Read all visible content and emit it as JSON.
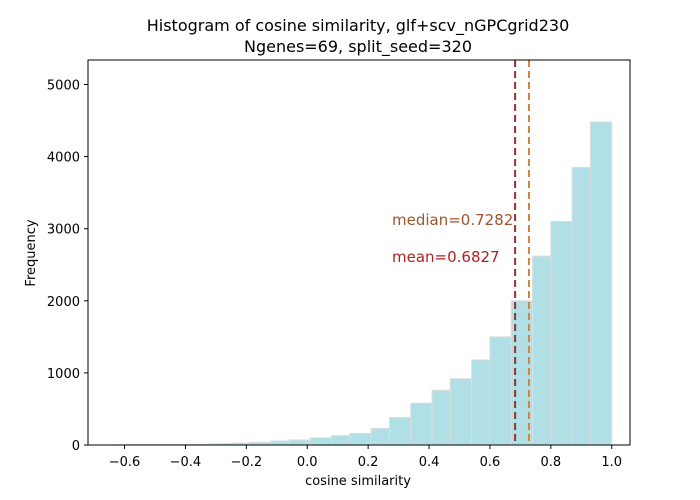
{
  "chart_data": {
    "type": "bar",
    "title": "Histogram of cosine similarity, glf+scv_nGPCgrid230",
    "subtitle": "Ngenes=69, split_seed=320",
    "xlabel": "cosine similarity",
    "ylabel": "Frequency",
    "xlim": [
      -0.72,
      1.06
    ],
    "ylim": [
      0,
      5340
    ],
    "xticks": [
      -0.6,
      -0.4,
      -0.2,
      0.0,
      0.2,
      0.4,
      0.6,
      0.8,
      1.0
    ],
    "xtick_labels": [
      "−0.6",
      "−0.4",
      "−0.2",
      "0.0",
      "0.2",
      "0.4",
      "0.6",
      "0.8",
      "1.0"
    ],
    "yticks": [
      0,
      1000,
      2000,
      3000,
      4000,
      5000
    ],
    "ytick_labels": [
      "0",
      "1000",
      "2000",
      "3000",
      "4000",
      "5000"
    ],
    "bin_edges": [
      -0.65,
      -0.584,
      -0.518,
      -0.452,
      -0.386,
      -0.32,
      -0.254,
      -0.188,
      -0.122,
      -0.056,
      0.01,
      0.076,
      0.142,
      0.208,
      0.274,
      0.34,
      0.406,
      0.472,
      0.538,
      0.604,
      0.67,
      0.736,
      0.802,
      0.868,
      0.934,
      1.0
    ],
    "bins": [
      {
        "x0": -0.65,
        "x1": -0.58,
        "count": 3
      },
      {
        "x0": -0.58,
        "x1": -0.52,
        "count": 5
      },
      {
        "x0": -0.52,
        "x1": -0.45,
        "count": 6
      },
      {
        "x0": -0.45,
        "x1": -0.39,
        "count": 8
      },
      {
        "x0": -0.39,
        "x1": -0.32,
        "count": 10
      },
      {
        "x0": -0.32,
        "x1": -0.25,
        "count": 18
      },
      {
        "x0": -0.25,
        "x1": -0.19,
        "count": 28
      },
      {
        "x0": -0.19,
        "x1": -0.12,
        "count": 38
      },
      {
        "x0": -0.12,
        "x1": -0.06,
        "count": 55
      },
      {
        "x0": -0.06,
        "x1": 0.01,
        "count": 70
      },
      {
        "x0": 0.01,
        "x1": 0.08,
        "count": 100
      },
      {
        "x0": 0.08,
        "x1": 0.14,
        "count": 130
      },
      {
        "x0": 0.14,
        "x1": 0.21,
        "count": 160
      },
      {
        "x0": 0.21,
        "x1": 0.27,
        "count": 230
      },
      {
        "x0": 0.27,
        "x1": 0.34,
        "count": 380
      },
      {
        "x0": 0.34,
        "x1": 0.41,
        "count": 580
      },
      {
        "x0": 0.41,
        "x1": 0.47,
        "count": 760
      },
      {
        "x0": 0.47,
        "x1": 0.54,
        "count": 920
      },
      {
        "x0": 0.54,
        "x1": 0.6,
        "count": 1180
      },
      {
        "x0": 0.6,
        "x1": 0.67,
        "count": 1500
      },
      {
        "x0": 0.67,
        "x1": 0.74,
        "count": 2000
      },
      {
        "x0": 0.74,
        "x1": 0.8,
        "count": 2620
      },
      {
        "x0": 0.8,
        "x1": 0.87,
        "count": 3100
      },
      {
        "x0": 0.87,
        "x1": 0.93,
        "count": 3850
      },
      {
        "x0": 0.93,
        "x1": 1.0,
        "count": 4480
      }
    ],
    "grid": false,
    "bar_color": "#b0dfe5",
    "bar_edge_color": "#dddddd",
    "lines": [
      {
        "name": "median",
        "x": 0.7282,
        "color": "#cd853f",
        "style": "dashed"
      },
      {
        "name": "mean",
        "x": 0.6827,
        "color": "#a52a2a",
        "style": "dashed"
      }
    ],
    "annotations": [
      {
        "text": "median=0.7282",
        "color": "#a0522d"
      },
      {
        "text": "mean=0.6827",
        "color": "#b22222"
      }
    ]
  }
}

- PROBLEM DETAILS
Please restate all of the listing above word for word, with no pictures.

- REPLY
Read all visible content and emit it as JSON.
{
  "chart_data": {
    "type": "bar",
    "title": "Histogram of cosine similarity, glf+scv_nGPCgrid230",
    "subtitle": "Ngenes=69, split_seed=320",
    "xlabel": "cosine similarity",
    "ylabel": "Frequency",
    "xlim": [
      -0.72,
      1.06
    ],
    "ylim": [
      0,
      5340
    ],
    "xticks": [
      -0.6,
      -0.4,
      -0.2,
      0.0,
      0.2,
      0.4,
      0.6,
      0.8,
      1.0
    ],
    "xtick_labels": [
      "−0.6",
      "−0.4",
      "−0.2",
      "0.0",
      "0.2",
      "0.4",
      "0.6",
      "0.8",
      "1.0"
    ],
    "yticks": [
      0,
      1000,
      2000,
      3000,
      4000,
      5000
    ],
    "ytick_labels": [
      "0",
      "1000",
      "2000",
      "3000",
      "4000",
      "5000"
    ],
    "bin_edges": [
      -0.65,
      -0.584,
      -0.518,
      -0.452,
      -0.386,
      -0.32,
      -0.254,
      -0.188,
      -0.122,
      -0.056,
      0.01,
      0.076,
      0.142,
      0.208,
      0.274,
      0.34,
      0.406,
      0.472,
      0.538,
      0.604,
      0.67,
      0.736,
      0.802,
      0.868,
      0.934,
      1.0
    ],
    "bins": [
      {
        "x0": -0.65,
        "x1": -0.58,
        "count": 3
      },
      {
        "x0": -0.58,
        "x1": -0.52,
        "count": 5
      },
      {
        "x0": -0.52,
        "x1": -0.45,
        "count": 6
      },
      {
        "x0": -0.45,
        "x1": -0.39,
        "count": 8
      },
      {
        "x0": -0.39,
        "x1": -0.32,
        "count": 10
      },
      {
        "x0": -0.32,
        "x1": -0.25,
        "count": 18
      },
      {
        "x0": -0.25,
        "x1": -0.19,
        "count": 28
      },
      {
        "x0": -0.19,
        "x1": -0.12,
        "count": 38
      },
      {
        "x0": -0.12,
        "x1": -0.06,
        "count": 55
      },
      {
        "x0": -0.06,
        "x1": 0.01,
        "count": 70
      },
      {
        "x0": 0.01,
        "x1": 0.08,
        "count": 100
      },
      {
        "x0": 0.08,
        "x1": 0.14,
        "count": 130
      },
      {
        "x0": 0.14,
        "x1": 0.21,
        "count": 160
      },
      {
        "x0": 0.21,
        "x1": 0.27,
        "count": 230
      },
      {
        "x0": 0.27,
        "x1": 0.34,
        "count": 380
      },
      {
        "x0": 0.34,
        "x1": 0.41,
        "count": 580
      },
      {
        "x0": 0.41,
        "x1": 0.47,
        "count": 760
      },
      {
        "x0": 0.47,
        "x1": 0.54,
        "count": 920
      },
      {
        "x0": 0.54,
        "x1": 0.6,
        "count": 1180
      },
      {
        "x0": 0.6,
        "x1": 0.67,
        "count": 1500
      },
      {
        "x0": 0.67,
        "x1": 0.74,
        "count": 2000
      },
      {
        "x0": 0.74,
        "x1": 0.8,
        "count": 2620
      },
      {
        "x0": 0.8,
        "x1": 0.87,
        "count": 3100
      },
      {
        "x0": 0.87,
        "x1": 0.93,
        "count": 3850
      },
      {
        "x0": 0.93,
        "x1": 1.0,
        "count": 4480
      }
    ],
    "grid": false,
    "bar_color": "#b0dfe5",
    "bar_edge_color": "#dddddd",
    "lines": [
      {
        "name": "median",
        "x": 0.7282,
        "color": "#cd853f",
        "style": "dashed"
      },
      {
        "name": "mean",
        "x": 0.6827,
        "color": "#a52a2a",
        "style": "dashed"
      }
    ],
    "annotations": [
      {
        "text": "median=0.7282",
        "color": "#a0522d"
      },
      {
        "text": "mean=0.6827",
        "color": "#b22222"
      }
    ]
  }
}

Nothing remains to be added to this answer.